:: WORK REQUEST ::
If a line in the data contains "provided", copy it out.

:: EXTRACTED DATA ::

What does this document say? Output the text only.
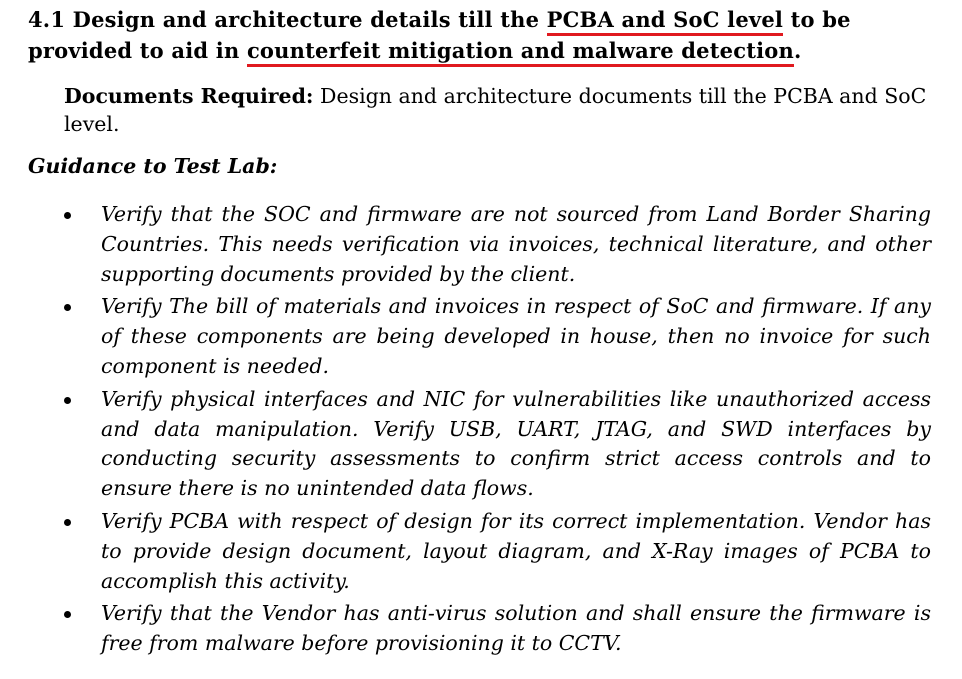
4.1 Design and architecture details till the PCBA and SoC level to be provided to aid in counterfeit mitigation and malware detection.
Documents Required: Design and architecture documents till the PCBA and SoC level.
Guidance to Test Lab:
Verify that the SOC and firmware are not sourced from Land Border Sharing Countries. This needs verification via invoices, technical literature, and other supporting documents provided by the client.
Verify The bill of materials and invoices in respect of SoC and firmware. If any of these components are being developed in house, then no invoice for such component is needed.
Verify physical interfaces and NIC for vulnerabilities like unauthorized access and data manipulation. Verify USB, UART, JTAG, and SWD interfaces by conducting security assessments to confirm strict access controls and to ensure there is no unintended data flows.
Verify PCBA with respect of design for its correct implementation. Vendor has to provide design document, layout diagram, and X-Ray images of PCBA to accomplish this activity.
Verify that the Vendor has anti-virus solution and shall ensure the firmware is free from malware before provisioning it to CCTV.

---

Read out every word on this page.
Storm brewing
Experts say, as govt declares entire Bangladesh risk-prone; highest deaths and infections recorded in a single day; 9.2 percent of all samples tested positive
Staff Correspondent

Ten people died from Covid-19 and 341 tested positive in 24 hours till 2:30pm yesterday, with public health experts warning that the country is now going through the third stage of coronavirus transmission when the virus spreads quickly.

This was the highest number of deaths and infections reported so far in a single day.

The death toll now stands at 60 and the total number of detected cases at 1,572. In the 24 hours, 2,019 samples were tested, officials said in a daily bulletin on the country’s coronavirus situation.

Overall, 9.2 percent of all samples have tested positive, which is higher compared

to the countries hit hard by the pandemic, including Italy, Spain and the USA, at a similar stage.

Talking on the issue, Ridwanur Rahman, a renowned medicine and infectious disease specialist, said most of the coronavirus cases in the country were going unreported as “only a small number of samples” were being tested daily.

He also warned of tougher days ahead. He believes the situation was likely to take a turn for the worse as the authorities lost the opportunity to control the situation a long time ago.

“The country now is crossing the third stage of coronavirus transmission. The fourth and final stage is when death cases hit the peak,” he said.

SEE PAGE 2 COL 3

==

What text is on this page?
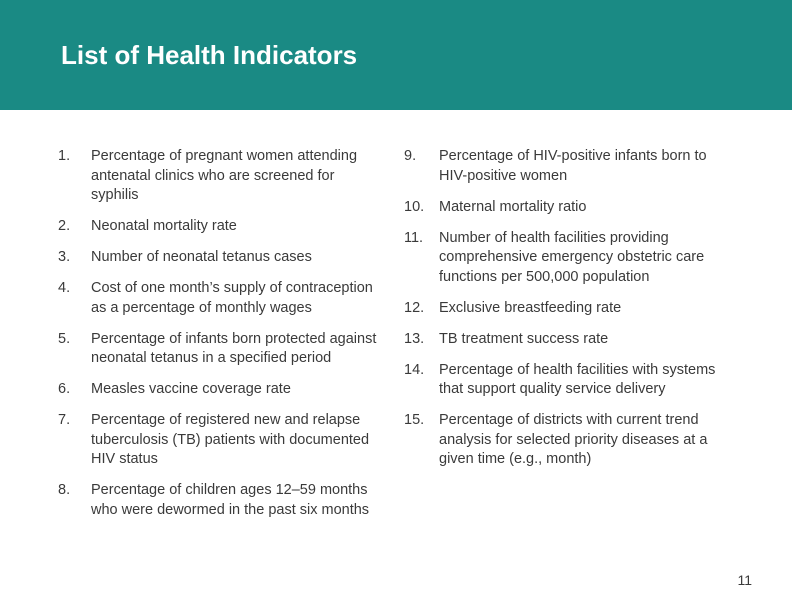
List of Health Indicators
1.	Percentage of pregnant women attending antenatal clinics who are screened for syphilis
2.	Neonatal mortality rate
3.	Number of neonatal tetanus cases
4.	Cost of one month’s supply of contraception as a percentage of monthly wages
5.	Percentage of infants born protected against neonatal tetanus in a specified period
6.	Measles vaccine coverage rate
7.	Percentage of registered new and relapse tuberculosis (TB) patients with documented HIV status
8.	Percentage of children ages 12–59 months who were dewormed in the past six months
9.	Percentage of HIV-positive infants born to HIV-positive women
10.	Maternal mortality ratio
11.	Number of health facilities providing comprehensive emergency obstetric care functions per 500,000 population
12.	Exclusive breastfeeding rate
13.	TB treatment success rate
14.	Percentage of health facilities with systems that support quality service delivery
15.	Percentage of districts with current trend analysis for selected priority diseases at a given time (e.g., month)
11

:: COMPLETED TASK ::
4.1 Design and architecture details till the PCBA and SoC level to be provided to aid in counterfeit mitigation and malware detection.
Verify that the SOC and firmware are not sourced from Land Border Sharing Countries. This needs verification via invoices, technical literature, and other supporting documents provided by the client.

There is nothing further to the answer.